Objective ▸
Your task is to filter the data below down to the lines holding "жөніндегі".

(Saved data entries)
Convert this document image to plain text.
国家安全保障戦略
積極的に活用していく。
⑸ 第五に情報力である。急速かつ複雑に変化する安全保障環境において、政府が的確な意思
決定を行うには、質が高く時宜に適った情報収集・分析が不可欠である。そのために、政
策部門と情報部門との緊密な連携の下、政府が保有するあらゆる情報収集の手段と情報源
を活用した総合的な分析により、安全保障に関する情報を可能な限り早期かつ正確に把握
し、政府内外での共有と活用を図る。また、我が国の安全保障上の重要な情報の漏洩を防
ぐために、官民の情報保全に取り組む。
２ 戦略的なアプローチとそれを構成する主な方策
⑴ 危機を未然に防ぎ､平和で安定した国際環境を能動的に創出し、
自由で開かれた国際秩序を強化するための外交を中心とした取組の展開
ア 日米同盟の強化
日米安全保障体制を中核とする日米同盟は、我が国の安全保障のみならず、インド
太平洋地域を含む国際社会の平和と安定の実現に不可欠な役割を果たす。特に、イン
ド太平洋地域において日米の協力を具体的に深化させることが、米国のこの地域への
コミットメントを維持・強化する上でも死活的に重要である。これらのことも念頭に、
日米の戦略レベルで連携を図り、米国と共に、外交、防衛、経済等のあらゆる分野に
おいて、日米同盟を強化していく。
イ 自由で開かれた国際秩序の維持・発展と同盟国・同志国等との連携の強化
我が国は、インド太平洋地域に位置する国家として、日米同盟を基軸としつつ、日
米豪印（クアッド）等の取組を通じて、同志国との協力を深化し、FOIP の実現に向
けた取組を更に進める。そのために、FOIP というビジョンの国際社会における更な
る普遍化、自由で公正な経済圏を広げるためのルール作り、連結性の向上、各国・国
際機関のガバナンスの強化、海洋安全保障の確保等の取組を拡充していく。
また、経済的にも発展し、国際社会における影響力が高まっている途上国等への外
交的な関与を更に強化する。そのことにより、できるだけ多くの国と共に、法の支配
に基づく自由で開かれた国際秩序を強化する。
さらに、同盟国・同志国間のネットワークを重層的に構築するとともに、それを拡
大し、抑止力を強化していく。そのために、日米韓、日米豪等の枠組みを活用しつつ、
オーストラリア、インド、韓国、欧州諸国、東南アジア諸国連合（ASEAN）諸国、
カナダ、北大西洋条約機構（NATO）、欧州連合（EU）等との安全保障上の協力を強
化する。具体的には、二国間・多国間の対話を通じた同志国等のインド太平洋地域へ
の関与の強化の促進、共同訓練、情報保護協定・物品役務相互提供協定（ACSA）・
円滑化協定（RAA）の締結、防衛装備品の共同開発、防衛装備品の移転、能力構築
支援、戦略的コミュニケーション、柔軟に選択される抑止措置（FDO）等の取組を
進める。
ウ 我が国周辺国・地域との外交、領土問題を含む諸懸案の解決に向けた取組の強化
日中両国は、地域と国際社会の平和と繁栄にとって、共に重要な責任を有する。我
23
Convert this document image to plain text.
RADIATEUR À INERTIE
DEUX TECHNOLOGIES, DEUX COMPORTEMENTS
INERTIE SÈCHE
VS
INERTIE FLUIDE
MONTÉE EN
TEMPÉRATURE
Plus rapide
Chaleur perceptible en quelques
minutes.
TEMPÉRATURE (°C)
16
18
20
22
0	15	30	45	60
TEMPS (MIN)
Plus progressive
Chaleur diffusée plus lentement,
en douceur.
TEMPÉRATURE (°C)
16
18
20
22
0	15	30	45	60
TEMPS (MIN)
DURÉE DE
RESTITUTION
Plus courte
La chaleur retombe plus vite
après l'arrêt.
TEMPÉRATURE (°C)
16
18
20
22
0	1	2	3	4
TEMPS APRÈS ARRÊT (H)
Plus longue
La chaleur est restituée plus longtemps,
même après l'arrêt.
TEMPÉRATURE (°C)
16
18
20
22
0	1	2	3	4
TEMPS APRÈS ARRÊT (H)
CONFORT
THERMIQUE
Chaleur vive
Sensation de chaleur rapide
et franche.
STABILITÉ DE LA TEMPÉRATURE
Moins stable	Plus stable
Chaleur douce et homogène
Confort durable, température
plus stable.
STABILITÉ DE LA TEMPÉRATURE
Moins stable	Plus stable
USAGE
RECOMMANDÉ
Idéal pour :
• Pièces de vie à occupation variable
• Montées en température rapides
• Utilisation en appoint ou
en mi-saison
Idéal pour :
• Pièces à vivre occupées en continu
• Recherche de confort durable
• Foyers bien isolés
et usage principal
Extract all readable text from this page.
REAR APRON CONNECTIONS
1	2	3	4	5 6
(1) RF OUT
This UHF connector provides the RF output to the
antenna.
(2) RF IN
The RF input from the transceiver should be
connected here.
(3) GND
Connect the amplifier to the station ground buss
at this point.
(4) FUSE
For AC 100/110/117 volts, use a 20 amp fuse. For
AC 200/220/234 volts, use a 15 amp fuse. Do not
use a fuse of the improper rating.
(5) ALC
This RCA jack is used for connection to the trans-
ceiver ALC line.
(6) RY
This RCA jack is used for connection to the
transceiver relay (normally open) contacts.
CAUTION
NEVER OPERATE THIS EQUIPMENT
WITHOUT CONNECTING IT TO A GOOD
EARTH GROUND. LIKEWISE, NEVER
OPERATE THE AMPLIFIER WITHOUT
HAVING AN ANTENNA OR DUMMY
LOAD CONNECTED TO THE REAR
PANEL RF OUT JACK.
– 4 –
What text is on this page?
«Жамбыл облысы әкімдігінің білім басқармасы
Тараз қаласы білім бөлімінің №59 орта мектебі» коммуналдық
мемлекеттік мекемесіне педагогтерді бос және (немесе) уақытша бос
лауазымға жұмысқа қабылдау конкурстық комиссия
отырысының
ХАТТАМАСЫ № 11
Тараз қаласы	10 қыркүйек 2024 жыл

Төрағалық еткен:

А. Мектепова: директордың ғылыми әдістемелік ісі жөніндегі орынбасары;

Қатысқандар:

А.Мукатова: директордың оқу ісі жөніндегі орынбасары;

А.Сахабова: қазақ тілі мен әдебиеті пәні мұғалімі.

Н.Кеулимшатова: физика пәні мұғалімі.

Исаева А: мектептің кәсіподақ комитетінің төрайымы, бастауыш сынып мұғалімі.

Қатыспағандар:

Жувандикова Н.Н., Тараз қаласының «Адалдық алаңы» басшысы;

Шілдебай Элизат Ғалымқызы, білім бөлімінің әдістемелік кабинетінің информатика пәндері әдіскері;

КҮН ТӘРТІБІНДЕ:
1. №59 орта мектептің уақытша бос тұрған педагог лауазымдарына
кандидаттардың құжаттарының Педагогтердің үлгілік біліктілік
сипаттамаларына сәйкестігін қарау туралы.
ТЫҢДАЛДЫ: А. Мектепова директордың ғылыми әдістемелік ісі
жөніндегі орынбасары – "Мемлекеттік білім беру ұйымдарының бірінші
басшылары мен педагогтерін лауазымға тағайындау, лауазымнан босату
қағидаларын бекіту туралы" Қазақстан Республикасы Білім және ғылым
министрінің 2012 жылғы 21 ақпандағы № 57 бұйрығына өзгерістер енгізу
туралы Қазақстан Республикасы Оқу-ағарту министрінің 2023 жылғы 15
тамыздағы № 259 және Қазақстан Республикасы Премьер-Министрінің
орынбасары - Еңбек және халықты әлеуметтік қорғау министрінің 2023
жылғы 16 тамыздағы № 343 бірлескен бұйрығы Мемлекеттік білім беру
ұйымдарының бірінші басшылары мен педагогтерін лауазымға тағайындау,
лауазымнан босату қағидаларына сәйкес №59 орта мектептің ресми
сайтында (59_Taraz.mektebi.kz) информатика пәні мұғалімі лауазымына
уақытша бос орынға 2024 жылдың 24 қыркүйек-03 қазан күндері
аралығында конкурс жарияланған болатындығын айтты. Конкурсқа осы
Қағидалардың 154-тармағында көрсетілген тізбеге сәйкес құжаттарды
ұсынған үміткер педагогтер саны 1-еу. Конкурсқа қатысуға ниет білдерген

Answer for this exercise ▸
А. Мектепова: директордың ғылыми әдістемелік ісі жөніндегі орынбасары;
А.Мукатова: директордың оқу ісі жөніндегі орынбасары;
жөніндегі орынбасары – "Мемлекеттік білім беру ұйымдарының бірінші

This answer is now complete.